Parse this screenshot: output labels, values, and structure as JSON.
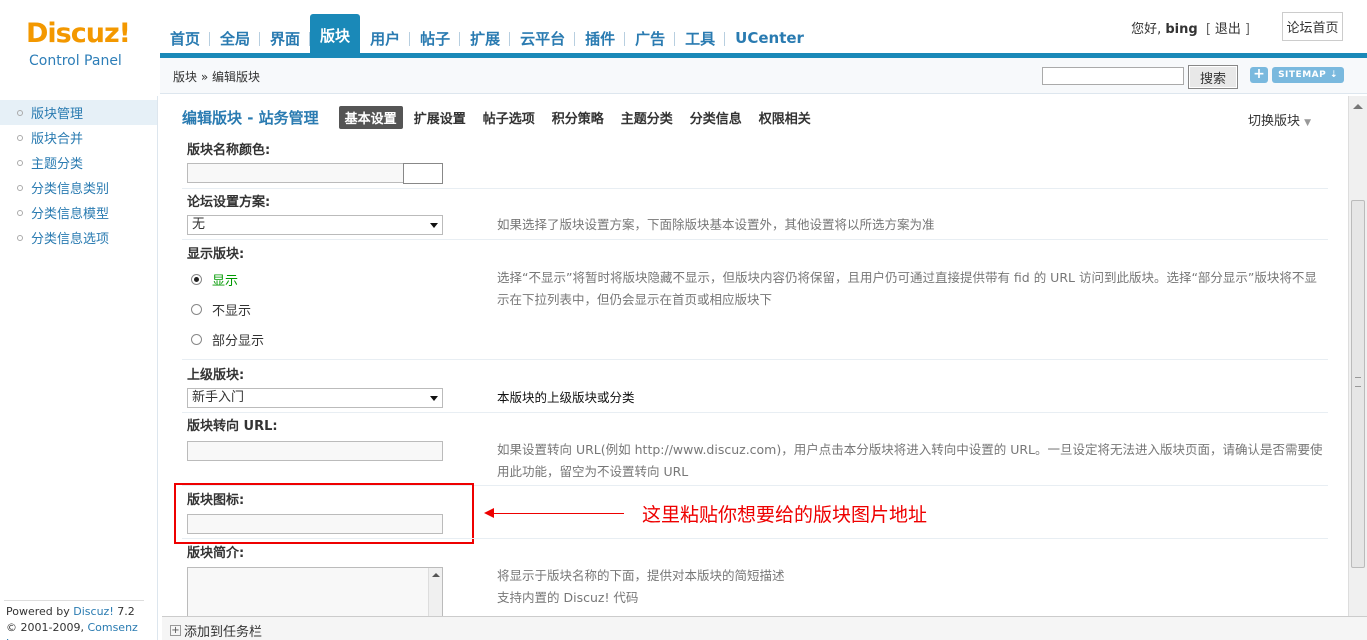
{
  "logo": {
    "brand": "Discuz!",
    "sub": "Control Panel"
  },
  "nav": {
    "tabs": [
      "首页",
      "全局",
      "界面",
      "版块",
      "用户",
      "帖子",
      "扩展",
      "云平台",
      "插件",
      "广告",
      "工具",
      "UCenter"
    ],
    "active_index": 3
  },
  "user": {
    "greeting": "您好,",
    "name": "bing",
    "logout": "退出",
    "forum_home": "论坛首页"
  },
  "breadcrumb": "版块 » 编辑版块",
  "search": {
    "value": "",
    "button": "搜索",
    "sitemap": "SITEMAP"
  },
  "sidebar": {
    "items": [
      "版块管理",
      "版块合并",
      "主题分类",
      "分类信息类别",
      "分类信息模型",
      "分类信息选项"
    ],
    "powered_line1": "Powered by ",
    "powered_brand": "Discuz! ",
    "powered_version": "7.2",
    "copyright": "© 2001-2009, ",
    "company": "Comsenz Inc."
  },
  "main": {
    "title": "编辑版块 - 站务管理",
    "tabs": [
      "基本设置",
      "扩展设置",
      "帖子选项",
      "积分策略",
      "主题分类",
      "分类信息",
      "权限相关"
    ],
    "switch_forum": "切换版块",
    "color_label": "版块名称颜色:",
    "scheme_label": "论坛设置方案:",
    "scheme_value": "无",
    "scheme_hint": "如果选择了版块设置方案，下面除版块基本设置外，其他设置将以所选方案为准",
    "display_label": "显示版块:",
    "display_options": [
      "显示",
      "不显示",
      "部分显示"
    ],
    "display_hint": "选择“不显示”将暂时将版块隐藏不显示，但版块内容仍将保留，且用户仍可通过直接提供带有 fid 的 URL 访问到此版块。选择“部分显示”版块将不显示在下拉列表中，但仍会显示在首页或相应版块下",
    "parent_label": "上级版块:",
    "parent_value": "新手入门",
    "parent_hint": "本版块的上级版块或分类",
    "redirect_label": "版块转向 URL:",
    "redirect_hint": "如果设置转向 URL(例如 http://www.discuz.com)，用户点击本分版块将进入转向中设置的 URL。一旦设定将无法进入版块页面，请确认是否需要使用此功能，留空为不设置转向 URL",
    "icon_label": "版块图标:",
    "annotation": "这里粘贴你想要给的版块图片地址",
    "intro_label": "版块简介:",
    "intro_hint1": "将显示于版块名称的下面，提供对本版块的简短描述",
    "intro_hint2": "支持内置的 Discuz! 代码"
  },
  "taskbar": {
    "label": "添加到任务栏"
  },
  "colors": {
    "accent": "#1a89b8",
    "link": "#2a7bb1",
    "logo": "#f39800",
    "annotation": "#ee0000"
  }
}
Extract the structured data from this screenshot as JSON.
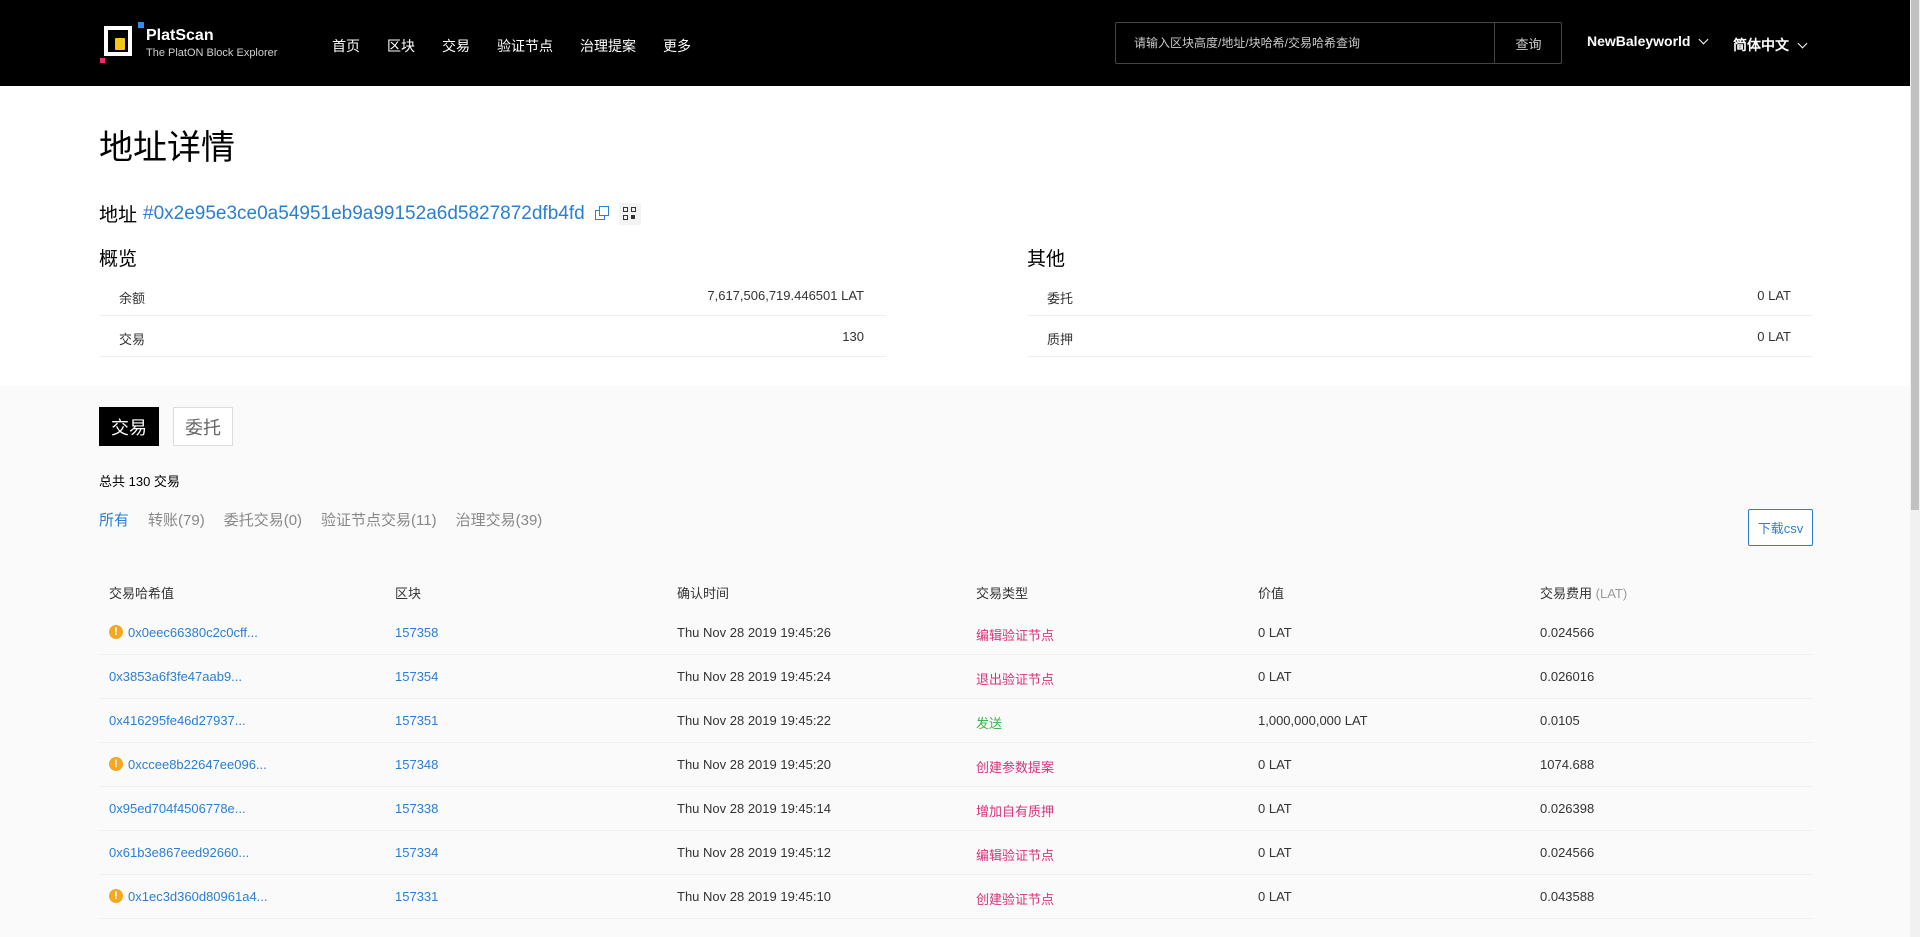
{
  "header": {
    "brand_name": "PlatScan",
    "brand_sub": "The PlatON Block Explorer",
    "nav": [
      "首页",
      "区块",
      "交易",
      "验证节点",
      "治理提案",
      "更多"
    ],
    "search_placeholder": "请输入区块高度/地址/块哈希/交易哈希查询",
    "search_button": "查询",
    "network": "NewBaleyworld",
    "language": "简体中文"
  },
  "page": {
    "title": "地址详情",
    "address_label": "地址",
    "address": "#0x2e95e3ce0a54951eb9a99152a6d5827872dfb4fd"
  },
  "overview": {
    "title": "概览",
    "rows": [
      {
        "key": "余额",
        "value": "7,617,506,719.446501 LAT"
      },
      {
        "key": "交易",
        "value": "130"
      }
    ]
  },
  "other": {
    "title": "其他",
    "rows": [
      {
        "key": "委托",
        "value": "0 LAT"
      },
      {
        "key": "质押",
        "value": "0 LAT"
      }
    ]
  },
  "tabs": [
    "交易",
    "委托"
  ],
  "total_text": "总共 130 交易",
  "filters": [
    "所有",
    "转账(79)",
    "委托交易(0)",
    "验证节点交易(11)",
    "治理交易(39)"
  ],
  "csv_button": "下载csv",
  "table": {
    "headers": [
      "交易哈希值",
      "区块",
      "确认时间",
      "交易类型",
      "价值",
      "交易费用"
    ],
    "fee_unit": "(LAT)",
    "rows": [
      {
        "hash": "0x0eec66380c2c0cff...",
        "block": "157358",
        "time": "Thu Nov 28 2019 19:45:26",
        "type": "编辑验证节点",
        "value": "0 LAT",
        "fee": "0.024566"
      },
      {
        "hash": "0x3853a6f3fe47aab9...",
        "block": "157354",
        "time": "Thu Nov 28 2019 19:45:24",
        "type": "退出验证节点",
        "value": "0 LAT",
        "fee": "0.026016"
      },
      {
        "hash": "0x416295fe46d27937...",
        "block": "157351",
        "time": "Thu Nov 28 2019 19:45:22",
        "type": "发送",
        "value": "1,000,000,000 LAT",
        "fee": "0.0105"
      },
      {
        "hash": "0xccee8b22647ee096...",
        "block": "157348",
        "time": "Thu Nov 28 2019 19:45:20",
        "type": "创建参数提案",
        "value": "0 LAT",
        "fee": "1074.688"
      },
      {
        "hash": "0x95ed704f4506778e...",
        "block": "157338",
        "time": "Thu Nov 28 2019 19:45:14",
        "type": "增加自有质押",
        "value": "0 LAT",
        "fee": "0.026398"
      },
      {
        "hash": "0x61b3e867eed92660...",
        "block": "157334",
        "time": "Thu Nov 28 2019 19:45:12",
        "type": "编辑验证节点",
        "value": "0 LAT",
        "fee": "0.024566"
      },
      {
        "hash": "0x1ec3d360d80961a4...",
        "block": "157331",
        "time": "Thu Nov 28 2019 19:45:10",
        "type": "创建验证节点",
        "value": "0 LAT",
        "fee": "0.043588"
      }
    ]
  },
  "colors": {
    "accent": "#2a7ed3",
    "type_red": "#d8327a",
    "type_green": "#3db34a",
    "warning": "#f5a623"
  }
}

====

> Instructions to follow:
Using the records above, copy each line that contains "JSON".

> Solution below:
Parse this screenshot: output labels, values, and structure as JSON.
Extract the structured data from this screenshot as JSON.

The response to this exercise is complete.